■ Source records
* * * * *

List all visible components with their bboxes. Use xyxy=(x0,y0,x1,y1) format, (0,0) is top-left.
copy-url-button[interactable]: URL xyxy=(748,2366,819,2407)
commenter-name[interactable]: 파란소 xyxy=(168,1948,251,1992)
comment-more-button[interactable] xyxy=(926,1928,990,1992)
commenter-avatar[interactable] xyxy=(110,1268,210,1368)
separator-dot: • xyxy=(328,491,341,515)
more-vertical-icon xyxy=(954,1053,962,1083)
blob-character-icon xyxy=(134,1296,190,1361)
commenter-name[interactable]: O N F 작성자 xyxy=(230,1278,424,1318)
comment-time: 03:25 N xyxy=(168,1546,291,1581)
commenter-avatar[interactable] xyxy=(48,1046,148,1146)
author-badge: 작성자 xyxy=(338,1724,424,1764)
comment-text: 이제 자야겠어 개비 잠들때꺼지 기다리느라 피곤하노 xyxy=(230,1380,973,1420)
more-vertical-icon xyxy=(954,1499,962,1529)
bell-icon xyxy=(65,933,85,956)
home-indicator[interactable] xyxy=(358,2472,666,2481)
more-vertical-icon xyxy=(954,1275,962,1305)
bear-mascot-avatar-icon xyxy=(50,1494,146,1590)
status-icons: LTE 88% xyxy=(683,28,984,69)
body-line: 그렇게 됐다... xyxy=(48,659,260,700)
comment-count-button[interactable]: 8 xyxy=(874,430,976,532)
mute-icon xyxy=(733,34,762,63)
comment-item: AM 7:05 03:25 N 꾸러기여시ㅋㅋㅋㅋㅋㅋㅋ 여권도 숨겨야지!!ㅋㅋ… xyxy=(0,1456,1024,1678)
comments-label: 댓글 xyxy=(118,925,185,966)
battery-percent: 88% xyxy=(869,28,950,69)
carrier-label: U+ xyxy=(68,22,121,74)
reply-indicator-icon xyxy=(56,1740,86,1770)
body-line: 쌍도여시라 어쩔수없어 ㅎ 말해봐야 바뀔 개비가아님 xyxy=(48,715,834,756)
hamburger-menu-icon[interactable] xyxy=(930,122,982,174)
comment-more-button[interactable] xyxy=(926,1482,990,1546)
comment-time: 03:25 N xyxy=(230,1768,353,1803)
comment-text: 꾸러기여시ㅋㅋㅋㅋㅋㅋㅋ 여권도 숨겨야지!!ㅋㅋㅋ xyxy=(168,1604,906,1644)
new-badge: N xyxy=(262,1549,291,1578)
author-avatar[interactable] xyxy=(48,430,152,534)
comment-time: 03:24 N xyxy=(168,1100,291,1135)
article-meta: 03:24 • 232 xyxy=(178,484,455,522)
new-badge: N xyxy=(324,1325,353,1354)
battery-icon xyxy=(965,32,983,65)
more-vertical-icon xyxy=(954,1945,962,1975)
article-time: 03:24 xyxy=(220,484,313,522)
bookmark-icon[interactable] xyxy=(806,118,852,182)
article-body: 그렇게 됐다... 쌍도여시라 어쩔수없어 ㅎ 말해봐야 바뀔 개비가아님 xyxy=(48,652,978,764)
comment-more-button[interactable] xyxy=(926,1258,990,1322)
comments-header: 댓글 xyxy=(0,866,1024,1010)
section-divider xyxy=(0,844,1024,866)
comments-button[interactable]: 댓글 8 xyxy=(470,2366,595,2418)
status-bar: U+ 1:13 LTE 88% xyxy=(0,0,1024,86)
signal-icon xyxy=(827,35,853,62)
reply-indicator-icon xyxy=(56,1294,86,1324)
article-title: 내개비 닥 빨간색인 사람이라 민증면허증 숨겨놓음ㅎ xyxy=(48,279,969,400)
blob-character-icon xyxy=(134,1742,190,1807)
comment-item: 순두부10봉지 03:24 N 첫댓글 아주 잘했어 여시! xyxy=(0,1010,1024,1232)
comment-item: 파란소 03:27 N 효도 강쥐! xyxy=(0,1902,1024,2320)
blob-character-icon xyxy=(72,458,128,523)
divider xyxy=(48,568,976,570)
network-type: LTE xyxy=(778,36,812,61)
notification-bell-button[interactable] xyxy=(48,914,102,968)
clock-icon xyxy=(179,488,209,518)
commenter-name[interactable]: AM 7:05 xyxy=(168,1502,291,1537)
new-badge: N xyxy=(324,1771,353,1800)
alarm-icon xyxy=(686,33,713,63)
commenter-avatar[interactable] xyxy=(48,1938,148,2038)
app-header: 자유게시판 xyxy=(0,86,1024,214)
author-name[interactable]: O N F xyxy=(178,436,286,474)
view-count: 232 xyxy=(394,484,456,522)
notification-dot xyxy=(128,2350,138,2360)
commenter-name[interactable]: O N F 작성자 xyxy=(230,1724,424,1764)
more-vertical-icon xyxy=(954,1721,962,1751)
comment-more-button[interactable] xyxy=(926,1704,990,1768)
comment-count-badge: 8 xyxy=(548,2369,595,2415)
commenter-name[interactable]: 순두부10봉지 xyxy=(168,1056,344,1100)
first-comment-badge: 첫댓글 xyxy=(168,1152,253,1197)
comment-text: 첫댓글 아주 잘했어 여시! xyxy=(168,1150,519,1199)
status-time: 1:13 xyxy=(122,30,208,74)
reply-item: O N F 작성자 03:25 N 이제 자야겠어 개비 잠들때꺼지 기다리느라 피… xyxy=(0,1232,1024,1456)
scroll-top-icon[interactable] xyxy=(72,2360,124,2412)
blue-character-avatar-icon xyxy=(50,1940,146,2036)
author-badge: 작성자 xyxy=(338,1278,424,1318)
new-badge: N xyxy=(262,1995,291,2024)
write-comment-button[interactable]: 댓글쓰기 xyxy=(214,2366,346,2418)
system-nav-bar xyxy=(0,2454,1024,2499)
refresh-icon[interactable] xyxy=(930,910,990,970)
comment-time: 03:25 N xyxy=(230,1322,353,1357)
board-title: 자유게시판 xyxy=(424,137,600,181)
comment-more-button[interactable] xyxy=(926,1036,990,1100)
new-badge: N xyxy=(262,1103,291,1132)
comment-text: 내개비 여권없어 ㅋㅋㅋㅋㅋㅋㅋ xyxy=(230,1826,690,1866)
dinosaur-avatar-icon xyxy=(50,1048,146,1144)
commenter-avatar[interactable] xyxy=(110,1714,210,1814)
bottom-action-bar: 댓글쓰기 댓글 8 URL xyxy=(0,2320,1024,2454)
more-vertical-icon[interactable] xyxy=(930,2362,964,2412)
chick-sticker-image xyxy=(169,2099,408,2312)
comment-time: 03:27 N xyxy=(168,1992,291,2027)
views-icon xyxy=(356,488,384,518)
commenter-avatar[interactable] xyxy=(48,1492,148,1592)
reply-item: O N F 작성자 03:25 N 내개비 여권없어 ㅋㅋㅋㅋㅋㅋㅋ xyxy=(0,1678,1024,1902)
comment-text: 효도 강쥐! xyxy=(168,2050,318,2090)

* * * * *

■ Task statement
Rewrite every one of the items above, substituting "kebab-menu-icon" for each occurrence of "more-vertical-icon" and changing nothing else.

■ Output
List all visible components with their bboxes. Use xyxy=(x0,y0,x1,y1) format, (0,0) is top-left.
copy-url-button[interactable]: URL xyxy=(748,2366,819,2407)
commenter-name[interactable]: 파란소 xyxy=(168,1948,251,1992)
comment-more-button[interactable] xyxy=(926,1928,990,1992)
commenter-avatar[interactable] xyxy=(110,1268,210,1368)
separator-dot: • xyxy=(328,491,341,515)
kebab-menu-icon xyxy=(954,1053,962,1083)
blob-character-icon xyxy=(134,1296,190,1361)
commenter-name[interactable]: O N F 작성자 xyxy=(230,1278,424,1318)
comment-time: 03:25 N xyxy=(168,1546,291,1581)
commenter-avatar[interactable] xyxy=(48,1046,148,1146)
author-badge: 작성자 xyxy=(338,1724,424,1764)
comment-text: 이제 자야겠어 개비 잠들때꺼지 기다리느라 피곤하노 xyxy=(230,1380,973,1420)
kebab-menu-icon xyxy=(954,1499,962,1529)
bell-icon xyxy=(65,933,85,956)
home-indicator[interactable] xyxy=(358,2472,666,2481)
kebab-menu-icon xyxy=(954,1275,962,1305)
bear-mascot-avatar-icon xyxy=(50,1494,146,1590)
status-icons: LTE 88% xyxy=(683,28,984,69)
body-line: 그렇게 됐다... xyxy=(48,659,260,700)
comment-count-button[interactable]: 8 xyxy=(874,430,976,532)
mute-icon xyxy=(733,34,762,63)
comment-item: AM 7:05 03:25 N 꾸러기여시ㅋㅋㅋㅋㅋㅋㅋ 여권도 숨겨야지!!ㅋㅋ… xyxy=(0,1456,1024,1678)
comments-label: 댓글 xyxy=(118,925,185,966)
battery-percent: 88% xyxy=(869,28,950,69)
carrier-label: U+ xyxy=(68,22,121,74)
reply-indicator-icon xyxy=(56,1740,86,1770)
body-line: 쌍도여시라 어쩔수없어 ㅎ 말해봐야 바뀔 개비가아님 xyxy=(48,715,834,756)
hamburger-menu-icon[interactable] xyxy=(930,122,982,174)
comment-more-button[interactable] xyxy=(926,1482,990,1546)
comment-time: 03:25 N xyxy=(230,1768,353,1803)
comment-text: 꾸러기여시ㅋㅋㅋㅋㅋㅋㅋ 여권도 숨겨야지!!ㅋㅋㅋ xyxy=(168,1604,906,1644)
new-badge: N xyxy=(262,1549,291,1578)
author-avatar[interactable] xyxy=(48,430,152,534)
comment-time: 03:24 N xyxy=(168,1100,291,1135)
article-meta: 03:24 • 232 xyxy=(178,484,455,522)
new-badge: N xyxy=(324,1325,353,1354)
battery-icon xyxy=(965,32,983,65)
kebab-menu-icon xyxy=(954,1945,962,1975)
article-time: 03:24 xyxy=(220,484,313,522)
bookmark-icon[interactable] xyxy=(806,118,852,182)
article-body: 그렇게 됐다... 쌍도여시라 어쩔수없어 ㅎ 말해봐야 바뀔 개비가아님 xyxy=(48,652,978,764)
comment-more-button[interactable] xyxy=(926,1258,990,1322)
comments-header: 댓글 xyxy=(0,866,1024,1010)
section-divider xyxy=(0,844,1024,866)
comments-button[interactable]: 댓글 8 xyxy=(470,2366,595,2418)
status-bar: U+ 1:13 LTE 88% xyxy=(0,0,1024,86)
signal-icon xyxy=(827,35,853,62)
reply-indicator-icon xyxy=(56,1294,86,1324)
article-title: 내개비 닥 빨간색인 사람이라 민증면허증 숨겨놓음ㅎ xyxy=(48,279,969,400)
blob-character-icon xyxy=(134,1742,190,1807)
comment-item: 순두부10봉지 03:24 N 첫댓글 아주 잘했어 여시! xyxy=(0,1010,1024,1232)
comment-item: 파란소 03:27 N 효도 강쥐! xyxy=(0,1902,1024,2320)
blob-character-icon xyxy=(72,458,128,523)
divider xyxy=(48,568,976,570)
network-type: LTE xyxy=(778,36,812,61)
notification-bell-button[interactable] xyxy=(48,914,102,968)
clock-icon xyxy=(179,488,209,518)
commenter-name[interactable]: AM 7:05 xyxy=(168,1502,291,1537)
new-badge: N xyxy=(324,1771,353,1800)
alarm-icon xyxy=(686,33,713,63)
commenter-avatar[interactable] xyxy=(48,1938,148,2038)
app-header: 자유게시판 xyxy=(0,86,1024,214)
author-name[interactable]: O N F xyxy=(178,436,286,474)
view-count: 232 xyxy=(394,484,456,522)
notification-dot xyxy=(128,2350,138,2360)
commenter-name[interactable]: O N F 작성자 xyxy=(230,1724,424,1764)
kebab-menu-icon xyxy=(954,1721,962,1751)
comment-more-button[interactable] xyxy=(926,1704,990,1768)
comment-count-badge: 8 xyxy=(548,2369,595,2415)
commenter-name[interactable]: 순두부10봉지 xyxy=(168,1056,344,1100)
first-comment-badge: 첫댓글 xyxy=(168,1152,253,1197)
comment-text: 첫댓글 아주 잘했어 여시! xyxy=(168,1150,519,1199)
status-time: 1:13 xyxy=(122,30,208,74)
reply-item: O N F 작성자 03:25 N 이제 자야겠어 개비 잠들때꺼지 기다리느라 피… xyxy=(0,1232,1024,1456)
scroll-top-icon[interactable] xyxy=(72,2360,124,2412)
blue-character-avatar-icon xyxy=(50,1940,146,2036)
author-badge: 작성자 xyxy=(338,1278,424,1318)
new-badge: N xyxy=(262,1995,291,2024)
write-comment-button[interactable]: 댓글쓰기 xyxy=(214,2366,346,2418)
system-nav-bar xyxy=(0,2454,1024,2499)
refresh-icon[interactable] xyxy=(930,910,990,970)
comment-time: 03:25 N xyxy=(230,1322,353,1357)
board-title: 자유게시판 xyxy=(424,137,600,181)
comment-more-button[interactable] xyxy=(926,1036,990,1100)
new-badge: N xyxy=(262,1103,291,1132)
comment-text: 내개비 여권없어 ㅋㅋㅋㅋㅋㅋㅋ xyxy=(230,1826,690,1866)
dinosaur-avatar-icon xyxy=(50,1048,146,1144)
commenter-avatar[interactable] xyxy=(110,1714,210,1814)
bottom-action-bar: 댓글쓰기 댓글 8 URL xyxy=(0,2320,1024,2454)
kebab-menu-icon[interactable] xyxy=(930,2362,964,2412)
chick-sticker-image xyxy=(169,2099,408,2312)
comment-time: 03:27 N xyxy=(168,1992,291,2027)
views-icon xyxy=(356,488,384,518)
commenter-avatar[interactable] xyxy=(48,1492,148,1592)
reply-item: O N F 작성자 03:25 N 내개비 여권없어 ㅋㅋㅋㅋㅋㅋㅋ xyxy=(0,1678,1024,1902)
comment-text: 효도 강쥐! xyxy=(168,2050,318,2090)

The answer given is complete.